▶ **SHORT PROBLEM**
Extract every line below, verbatim.

▶ **LISTED ENTRIES**
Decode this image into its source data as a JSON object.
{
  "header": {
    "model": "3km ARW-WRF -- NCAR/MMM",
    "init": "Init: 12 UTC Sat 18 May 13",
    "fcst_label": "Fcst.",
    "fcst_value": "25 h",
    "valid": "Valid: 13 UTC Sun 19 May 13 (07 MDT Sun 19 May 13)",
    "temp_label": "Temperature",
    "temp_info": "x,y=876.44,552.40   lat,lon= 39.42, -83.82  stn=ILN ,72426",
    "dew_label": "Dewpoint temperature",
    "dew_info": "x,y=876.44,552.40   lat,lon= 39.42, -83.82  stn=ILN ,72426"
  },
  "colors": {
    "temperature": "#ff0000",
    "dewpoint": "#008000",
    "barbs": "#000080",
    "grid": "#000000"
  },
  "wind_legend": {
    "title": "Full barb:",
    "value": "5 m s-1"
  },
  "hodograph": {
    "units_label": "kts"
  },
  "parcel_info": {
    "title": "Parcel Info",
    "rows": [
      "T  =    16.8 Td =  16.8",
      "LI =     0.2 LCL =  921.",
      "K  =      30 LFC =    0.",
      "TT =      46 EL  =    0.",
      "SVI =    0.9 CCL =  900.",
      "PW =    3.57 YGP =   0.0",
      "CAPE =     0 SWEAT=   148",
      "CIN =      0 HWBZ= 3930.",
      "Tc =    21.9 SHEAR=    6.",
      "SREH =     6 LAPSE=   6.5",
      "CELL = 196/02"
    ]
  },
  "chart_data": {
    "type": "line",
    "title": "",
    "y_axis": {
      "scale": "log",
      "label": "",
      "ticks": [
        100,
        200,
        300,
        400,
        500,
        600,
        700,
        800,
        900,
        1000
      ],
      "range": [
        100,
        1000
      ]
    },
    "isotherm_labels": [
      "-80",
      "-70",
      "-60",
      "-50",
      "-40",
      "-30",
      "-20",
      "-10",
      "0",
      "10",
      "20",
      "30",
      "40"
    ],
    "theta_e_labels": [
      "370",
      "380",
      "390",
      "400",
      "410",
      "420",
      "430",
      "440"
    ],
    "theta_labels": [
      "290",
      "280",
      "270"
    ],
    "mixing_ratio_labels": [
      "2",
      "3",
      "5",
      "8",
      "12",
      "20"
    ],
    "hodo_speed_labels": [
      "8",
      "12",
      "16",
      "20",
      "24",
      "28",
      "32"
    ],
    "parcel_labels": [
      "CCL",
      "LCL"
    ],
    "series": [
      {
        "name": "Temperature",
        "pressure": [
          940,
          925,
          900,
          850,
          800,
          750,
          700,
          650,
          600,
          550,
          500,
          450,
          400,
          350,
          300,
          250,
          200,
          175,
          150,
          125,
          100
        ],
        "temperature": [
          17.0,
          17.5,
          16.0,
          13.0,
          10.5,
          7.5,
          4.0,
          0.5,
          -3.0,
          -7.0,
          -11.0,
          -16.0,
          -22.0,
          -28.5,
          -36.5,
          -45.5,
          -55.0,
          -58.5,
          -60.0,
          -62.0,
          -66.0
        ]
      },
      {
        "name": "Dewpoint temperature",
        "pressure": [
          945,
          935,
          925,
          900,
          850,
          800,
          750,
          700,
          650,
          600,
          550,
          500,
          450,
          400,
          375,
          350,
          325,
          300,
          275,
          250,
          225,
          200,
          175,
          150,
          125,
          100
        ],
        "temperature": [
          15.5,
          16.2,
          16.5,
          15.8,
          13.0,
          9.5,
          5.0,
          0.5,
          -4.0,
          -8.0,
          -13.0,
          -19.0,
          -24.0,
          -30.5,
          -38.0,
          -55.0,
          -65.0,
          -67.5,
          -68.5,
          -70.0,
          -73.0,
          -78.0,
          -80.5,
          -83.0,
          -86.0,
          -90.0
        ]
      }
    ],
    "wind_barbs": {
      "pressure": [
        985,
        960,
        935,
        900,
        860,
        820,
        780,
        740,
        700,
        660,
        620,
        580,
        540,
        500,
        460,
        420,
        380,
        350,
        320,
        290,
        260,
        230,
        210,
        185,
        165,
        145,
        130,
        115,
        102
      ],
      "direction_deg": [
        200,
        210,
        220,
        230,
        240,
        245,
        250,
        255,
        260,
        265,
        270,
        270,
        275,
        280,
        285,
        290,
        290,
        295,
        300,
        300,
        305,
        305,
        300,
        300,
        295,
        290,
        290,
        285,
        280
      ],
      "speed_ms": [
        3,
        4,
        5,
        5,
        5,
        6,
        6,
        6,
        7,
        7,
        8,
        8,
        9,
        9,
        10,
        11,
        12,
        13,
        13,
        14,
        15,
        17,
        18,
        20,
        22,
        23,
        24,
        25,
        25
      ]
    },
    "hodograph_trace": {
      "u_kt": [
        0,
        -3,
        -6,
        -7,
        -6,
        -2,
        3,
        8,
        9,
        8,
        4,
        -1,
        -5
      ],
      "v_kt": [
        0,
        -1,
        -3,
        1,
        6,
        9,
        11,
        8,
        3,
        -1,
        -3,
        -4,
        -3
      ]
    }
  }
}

▶ **THE REPLY**
Decode this image into its source data as a JSON object.
{
  "header": {
    "model": "3km ARW-WRF -- NCAR/MMM",
    "init": "Init: 12 UTC Sat 18 May 13",
    "fcst_label": "Fcst.",
    "fcst_value": "25 h",
    "valid": "Valid: 13 UTC Sun 19 May 13 (07 MDT Sun 19 May 13)",
    "temp_label": "Temperature",
    "temp_info": "x,y=876.44,552.40   lat,lon= 39.42, -83.82  stn=ILN ,72426",
    "dew_label": "Dewpoint temperature",
    "dew_info": "x,y=876.44,552.40   lat,lon= 39.42, -83.82  stn=ILN ,72426"
  },
  "colors": {
    "temperature": "#ff0000",
    "dewpoint": "#008000",
    "barbs": "#000080",
    "grid": "#000000"
  },
  "wind_legend": {
    "title": "Full barb:",
    "value": "5 m s-1"
  },
  "hodograph": {
    "units_label": "kts"
  },
  "parcel_info": {
    "title": "Parcel Info",
    "rows": [
      "T  =    16.8 Td =  16.8",
      "LI =     0.2 LCL =  921.",
      "K  =      30 LFC =    0.",
      "TT =      46 EL  =    0.",
      "SVI =    0.9 CCL =  900.",
      "PW =    3.57 YGP =   0.0",
      "CAPE =     0 SWEAT=   148",
      "CIN =      0 HWBZ= 3930.",
      "Tc =    21.9 SHEAR=    6.",
      "SREH =     6 LAPSE=   6.5",
      "CELL = 196/02"
    ]
  },
  "chart_data": {
    "type": "line",
    "title": "",
    "y_axis": {
      "scale": "log",
      "label": "",
      "ticks": [
        100,
        200,
        300,
        400,
        500,
        600,
        700,
        800,
        900,
        1000
      ],
      "range": [
        100,
        1000
      ]
    },
    "isotherm_labels": [
      "-80",
      "-70",
      "-60",
      "-50",
      "-40",
      "-30",
      "-20",
      "-10",
      "0",
      "10",
      "20",
      "30",
      "40"
    ],
    "theta_e_labels": [
      "370",
      "380",
      "390",
      "400",
      "410",
      "420",
      "430",
      "440"
    ],
    "theta_labels": [
      "290",
      "280",
      "270"
    ],
    "mixing_ratio_labels": [
      "2",
      "3",
      "5",
      "8",
      "12",
      "20"
    ],
    "hodo_speed_labels": [
      "8",
      "12",
      "16",
      "20",
      "24",
      "28",
      "32"
    ],
    "parcel_labels": [
      "CCL",
      "LCL"
    ],
    "series": [
      {
        "name": "Temperature",
        "pressure": [
          940,
          925,
          900,
          850,
          800,
          750,
          700,
          650,
          600,
          550,
          500,
          450,
          400,
          350,
          300,
          250,
          200,
          175,
          150,
          125,
          100
        ],
        "temperature": [
          17.0,
          17.5,
          16.0,
          13.0,
          10.5,
          7.5,
          4.0,
          0.5,
          -3.0,
          -7.0,
          -11.0,
          -16.0,
          -22.0,
          -28.5,
          -36.5,
          -45.5,
          -55.0,
          -58.5,
          -60.0,
          -62.0,
          -66.0
        ]
      },
      {
        "name": "Dewpoint temperature",
        "pressure": [
          945,
          935,
          925,
          900,
          850,
          800,
          750,
          700,
          650,
          600,
          550,
          500,
          450,
          400,
          375,
          350,
          325,
          300,
          275,
          250,
          225,
          200,
          175,
          150,
          125,
          100
        ],
        "temperature": [
          15.5,
          16.2,
          16.5,
          15.8,
          13.0,
          9.5,
          5.0,
          0.5,
          -4.0,
          -8.0,
          -13.0,
          -19.0,
          -24.0,
          -30.5,
          -38.0,
          -55.0,
          -65.0,
          -67.5,
          -68.5,
          -70.0,
          -73.0,
          -78.0,
          -80.5,
          -83.0,
          -86.0,
          -90.0
        ]
      }
    ],
    "wind_barbs": {
      "pressure": [
        985,
        960,
        935,
        900,
        860,
        820,
        780,
        740,
        700,
        660,
        620,
        580,
        540,
        500,
        460,
        420,
        380,
        350,
        320,
        290,
        260,
        230,
        210,
        185,
        165,
        145,
        130,
        115,
        102
      ],
      "direction_deg": [
        200,
        210,
        220,
        230,
        240,
        245,
        250,
        255,
        260,
        265,
        270,
        270,
        275,
        280,
        285,
        290,
        290,
        295,
        300,
        300,
        305,
        305,
        300,
        300,
        295,
        290,
        290,
        285,
        280
      ],
      "speed_ms": [
        3,
        4,
        5,
        5,
        5,
        6,
        6,
        6,
        7,
        7,
        8,
        8,
        9,
        9,
        10,
        11,
        12,
        13,
        13,
        14,
        15,
        17,
        18,
        20,
        22,
        23,
        24,
        25,
        25
      ]
    },
    "hodograph_trace": {
      "u_kt": [
        0,
        -3,
        -6,
        -7,
        -6,
        -2,
        3,
        8,
        9,
        8,
        4,
        -1,
        -5
      ],
      "v_kt": [
        0,
        -1,
        -3,
        1,
        6,
        9,
        11,
        8,
        3,
        -1,
        -3,
        -4,
        -3
      ]
    }
  }
}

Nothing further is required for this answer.